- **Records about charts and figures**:
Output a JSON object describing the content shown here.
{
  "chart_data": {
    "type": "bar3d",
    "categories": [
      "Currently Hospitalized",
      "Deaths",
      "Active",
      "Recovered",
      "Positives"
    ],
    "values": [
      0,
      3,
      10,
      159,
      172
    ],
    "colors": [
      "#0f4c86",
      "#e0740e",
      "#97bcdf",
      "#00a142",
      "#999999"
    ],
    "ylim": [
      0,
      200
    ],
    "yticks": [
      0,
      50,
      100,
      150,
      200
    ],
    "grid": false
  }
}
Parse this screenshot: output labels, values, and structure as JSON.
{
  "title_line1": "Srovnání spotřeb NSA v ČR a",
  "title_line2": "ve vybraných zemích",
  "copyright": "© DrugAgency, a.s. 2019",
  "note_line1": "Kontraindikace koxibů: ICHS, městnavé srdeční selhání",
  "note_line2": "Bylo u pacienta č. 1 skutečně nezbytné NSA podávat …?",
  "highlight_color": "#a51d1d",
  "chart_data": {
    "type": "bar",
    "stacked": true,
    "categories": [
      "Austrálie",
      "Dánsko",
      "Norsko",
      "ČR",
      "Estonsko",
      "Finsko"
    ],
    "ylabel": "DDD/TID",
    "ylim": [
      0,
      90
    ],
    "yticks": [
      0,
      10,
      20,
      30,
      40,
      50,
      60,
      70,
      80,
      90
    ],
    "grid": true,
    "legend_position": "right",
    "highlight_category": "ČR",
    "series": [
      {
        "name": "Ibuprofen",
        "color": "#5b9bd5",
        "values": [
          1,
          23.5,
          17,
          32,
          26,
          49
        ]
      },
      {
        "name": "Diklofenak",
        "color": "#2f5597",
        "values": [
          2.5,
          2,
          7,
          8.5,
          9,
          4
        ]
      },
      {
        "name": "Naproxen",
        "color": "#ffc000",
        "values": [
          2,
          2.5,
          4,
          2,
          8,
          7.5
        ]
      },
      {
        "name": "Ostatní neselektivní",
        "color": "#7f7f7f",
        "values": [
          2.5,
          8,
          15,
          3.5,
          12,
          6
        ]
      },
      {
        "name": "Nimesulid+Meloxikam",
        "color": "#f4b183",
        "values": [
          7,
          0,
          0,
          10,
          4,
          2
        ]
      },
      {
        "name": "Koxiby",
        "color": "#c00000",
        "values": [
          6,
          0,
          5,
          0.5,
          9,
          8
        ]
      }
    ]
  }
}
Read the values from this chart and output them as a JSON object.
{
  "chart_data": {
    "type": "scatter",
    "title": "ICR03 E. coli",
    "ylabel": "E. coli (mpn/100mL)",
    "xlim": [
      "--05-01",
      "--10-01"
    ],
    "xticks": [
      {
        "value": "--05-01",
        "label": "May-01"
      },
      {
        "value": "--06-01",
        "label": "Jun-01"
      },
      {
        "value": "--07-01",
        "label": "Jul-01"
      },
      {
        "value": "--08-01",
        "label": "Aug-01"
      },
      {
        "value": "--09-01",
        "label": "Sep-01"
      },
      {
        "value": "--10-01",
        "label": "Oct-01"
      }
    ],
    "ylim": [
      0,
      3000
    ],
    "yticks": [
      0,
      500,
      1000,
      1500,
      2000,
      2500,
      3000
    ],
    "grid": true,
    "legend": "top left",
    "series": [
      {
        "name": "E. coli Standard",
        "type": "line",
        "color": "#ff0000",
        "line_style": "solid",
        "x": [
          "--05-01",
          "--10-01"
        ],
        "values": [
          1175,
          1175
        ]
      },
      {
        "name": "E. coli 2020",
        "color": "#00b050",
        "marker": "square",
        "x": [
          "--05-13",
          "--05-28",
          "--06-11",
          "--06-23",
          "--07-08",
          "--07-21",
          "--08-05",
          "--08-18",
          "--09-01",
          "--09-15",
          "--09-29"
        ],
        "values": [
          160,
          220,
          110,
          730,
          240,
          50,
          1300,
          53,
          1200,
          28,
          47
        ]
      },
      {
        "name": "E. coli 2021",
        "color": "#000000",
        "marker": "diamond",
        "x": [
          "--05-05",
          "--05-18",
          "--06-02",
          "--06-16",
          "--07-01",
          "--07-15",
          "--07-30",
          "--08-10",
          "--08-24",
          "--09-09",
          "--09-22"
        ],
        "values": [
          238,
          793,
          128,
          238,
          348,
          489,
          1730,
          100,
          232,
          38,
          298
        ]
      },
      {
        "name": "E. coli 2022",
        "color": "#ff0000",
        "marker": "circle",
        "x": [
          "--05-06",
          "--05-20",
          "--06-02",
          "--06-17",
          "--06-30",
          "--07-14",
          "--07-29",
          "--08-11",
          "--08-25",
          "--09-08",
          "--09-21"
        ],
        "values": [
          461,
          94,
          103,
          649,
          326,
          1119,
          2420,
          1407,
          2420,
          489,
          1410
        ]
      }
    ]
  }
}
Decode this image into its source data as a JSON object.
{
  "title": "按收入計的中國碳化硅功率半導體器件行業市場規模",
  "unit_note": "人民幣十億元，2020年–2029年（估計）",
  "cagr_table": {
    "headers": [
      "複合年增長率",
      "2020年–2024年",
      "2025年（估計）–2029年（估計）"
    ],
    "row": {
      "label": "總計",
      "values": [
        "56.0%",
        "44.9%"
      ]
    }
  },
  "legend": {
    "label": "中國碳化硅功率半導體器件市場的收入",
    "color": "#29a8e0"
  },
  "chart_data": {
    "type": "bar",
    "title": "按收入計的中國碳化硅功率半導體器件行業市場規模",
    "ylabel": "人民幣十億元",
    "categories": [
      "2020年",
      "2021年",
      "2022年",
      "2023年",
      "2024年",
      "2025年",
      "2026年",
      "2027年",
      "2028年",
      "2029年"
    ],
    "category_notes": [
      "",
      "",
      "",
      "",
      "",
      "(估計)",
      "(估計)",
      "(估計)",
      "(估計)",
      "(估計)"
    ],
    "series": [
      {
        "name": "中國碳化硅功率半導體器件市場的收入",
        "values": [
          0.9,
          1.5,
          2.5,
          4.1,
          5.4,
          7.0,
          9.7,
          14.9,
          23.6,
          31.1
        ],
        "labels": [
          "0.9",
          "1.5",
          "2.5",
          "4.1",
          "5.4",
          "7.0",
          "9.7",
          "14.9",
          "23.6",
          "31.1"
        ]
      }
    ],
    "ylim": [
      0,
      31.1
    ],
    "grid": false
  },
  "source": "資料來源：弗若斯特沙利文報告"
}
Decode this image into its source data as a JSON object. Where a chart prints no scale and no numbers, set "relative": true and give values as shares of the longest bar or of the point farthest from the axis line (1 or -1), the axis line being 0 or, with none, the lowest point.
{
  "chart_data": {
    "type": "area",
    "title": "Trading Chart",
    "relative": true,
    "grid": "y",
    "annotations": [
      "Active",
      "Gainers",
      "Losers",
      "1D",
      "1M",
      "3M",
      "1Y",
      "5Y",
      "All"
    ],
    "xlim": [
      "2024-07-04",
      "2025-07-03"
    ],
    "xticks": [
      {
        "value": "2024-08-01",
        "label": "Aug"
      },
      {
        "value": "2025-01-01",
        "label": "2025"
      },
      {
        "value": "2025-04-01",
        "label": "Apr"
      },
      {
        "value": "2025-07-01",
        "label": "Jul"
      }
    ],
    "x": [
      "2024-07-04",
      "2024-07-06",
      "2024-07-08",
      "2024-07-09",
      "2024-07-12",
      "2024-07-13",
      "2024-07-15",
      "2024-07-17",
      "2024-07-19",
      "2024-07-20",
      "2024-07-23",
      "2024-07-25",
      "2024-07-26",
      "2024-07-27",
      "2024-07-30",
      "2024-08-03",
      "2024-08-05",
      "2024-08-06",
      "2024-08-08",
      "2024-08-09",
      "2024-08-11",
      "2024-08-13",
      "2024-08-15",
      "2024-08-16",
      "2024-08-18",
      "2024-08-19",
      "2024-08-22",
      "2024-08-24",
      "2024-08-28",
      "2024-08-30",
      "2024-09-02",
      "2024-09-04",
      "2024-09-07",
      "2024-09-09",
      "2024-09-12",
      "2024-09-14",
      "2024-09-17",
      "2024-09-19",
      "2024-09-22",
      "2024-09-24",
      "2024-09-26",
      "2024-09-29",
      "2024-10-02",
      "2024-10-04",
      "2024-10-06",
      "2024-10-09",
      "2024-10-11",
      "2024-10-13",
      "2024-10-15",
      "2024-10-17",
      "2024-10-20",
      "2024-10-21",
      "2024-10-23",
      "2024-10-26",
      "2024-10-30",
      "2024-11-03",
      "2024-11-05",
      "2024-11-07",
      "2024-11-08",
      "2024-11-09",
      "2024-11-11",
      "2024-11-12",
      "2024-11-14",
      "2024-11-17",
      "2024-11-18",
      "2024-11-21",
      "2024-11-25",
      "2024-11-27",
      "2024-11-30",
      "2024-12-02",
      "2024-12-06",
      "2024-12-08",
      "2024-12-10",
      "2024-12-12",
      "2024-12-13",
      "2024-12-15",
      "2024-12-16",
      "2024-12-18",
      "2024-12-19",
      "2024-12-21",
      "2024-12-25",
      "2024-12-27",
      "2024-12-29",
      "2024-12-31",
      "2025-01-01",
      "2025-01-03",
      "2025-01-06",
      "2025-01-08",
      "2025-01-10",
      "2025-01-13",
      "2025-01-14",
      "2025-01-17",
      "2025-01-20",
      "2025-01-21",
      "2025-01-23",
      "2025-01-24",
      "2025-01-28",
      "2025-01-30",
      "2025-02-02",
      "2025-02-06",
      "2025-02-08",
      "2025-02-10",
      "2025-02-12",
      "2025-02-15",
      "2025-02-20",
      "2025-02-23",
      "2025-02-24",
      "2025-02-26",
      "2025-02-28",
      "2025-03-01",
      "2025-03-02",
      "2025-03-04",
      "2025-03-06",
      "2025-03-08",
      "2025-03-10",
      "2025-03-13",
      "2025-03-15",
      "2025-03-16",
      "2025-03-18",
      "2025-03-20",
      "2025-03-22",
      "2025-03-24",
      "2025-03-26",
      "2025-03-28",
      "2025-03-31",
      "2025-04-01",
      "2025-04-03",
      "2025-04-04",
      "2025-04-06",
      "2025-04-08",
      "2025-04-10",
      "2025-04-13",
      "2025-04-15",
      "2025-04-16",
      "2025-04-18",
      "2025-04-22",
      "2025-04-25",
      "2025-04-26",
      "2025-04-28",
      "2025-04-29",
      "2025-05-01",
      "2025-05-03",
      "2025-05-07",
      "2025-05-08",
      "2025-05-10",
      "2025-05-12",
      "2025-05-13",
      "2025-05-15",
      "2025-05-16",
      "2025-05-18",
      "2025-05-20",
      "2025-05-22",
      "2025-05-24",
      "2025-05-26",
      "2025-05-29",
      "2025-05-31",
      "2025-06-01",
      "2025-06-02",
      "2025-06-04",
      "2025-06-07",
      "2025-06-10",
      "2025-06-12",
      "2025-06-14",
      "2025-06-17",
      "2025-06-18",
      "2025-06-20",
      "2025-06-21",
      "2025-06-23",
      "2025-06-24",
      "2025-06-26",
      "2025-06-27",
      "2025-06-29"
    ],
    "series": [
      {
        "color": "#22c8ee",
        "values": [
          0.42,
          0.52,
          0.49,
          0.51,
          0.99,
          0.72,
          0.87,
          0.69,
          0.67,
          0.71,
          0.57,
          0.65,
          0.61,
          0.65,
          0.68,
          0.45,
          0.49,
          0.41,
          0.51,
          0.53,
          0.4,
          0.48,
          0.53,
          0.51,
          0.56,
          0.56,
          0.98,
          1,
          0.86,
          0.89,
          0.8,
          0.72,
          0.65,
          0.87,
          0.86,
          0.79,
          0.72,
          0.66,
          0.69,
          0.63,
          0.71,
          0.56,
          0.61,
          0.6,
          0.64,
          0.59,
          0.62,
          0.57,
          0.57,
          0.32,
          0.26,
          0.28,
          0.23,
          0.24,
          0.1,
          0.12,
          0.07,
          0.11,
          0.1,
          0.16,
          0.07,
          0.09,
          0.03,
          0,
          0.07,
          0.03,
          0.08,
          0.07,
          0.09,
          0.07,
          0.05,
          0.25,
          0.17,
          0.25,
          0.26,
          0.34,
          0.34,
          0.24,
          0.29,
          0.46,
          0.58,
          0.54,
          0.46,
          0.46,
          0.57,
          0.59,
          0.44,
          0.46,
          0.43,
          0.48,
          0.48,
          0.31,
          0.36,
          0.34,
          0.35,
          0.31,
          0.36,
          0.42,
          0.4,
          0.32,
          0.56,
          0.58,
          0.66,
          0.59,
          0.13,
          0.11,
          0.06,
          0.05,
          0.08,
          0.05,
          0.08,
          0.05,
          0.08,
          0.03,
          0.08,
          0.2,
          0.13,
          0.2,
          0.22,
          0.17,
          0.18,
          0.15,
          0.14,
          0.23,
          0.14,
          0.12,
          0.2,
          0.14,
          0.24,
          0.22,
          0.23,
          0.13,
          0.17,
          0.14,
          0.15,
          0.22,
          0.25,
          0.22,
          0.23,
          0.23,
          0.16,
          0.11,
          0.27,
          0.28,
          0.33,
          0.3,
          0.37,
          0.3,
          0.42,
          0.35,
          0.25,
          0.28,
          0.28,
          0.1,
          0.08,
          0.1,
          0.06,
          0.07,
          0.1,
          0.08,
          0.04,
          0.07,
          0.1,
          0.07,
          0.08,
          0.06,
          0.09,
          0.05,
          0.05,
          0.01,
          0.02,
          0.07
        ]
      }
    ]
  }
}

- **Written task**: Look through the records and gather every line containing "人民幣十億元".

- **Exercise result**:
  "unit_note": "人民幣十億元，2020年–2029年（估計）",
    "ylabel": "人民幣十億元",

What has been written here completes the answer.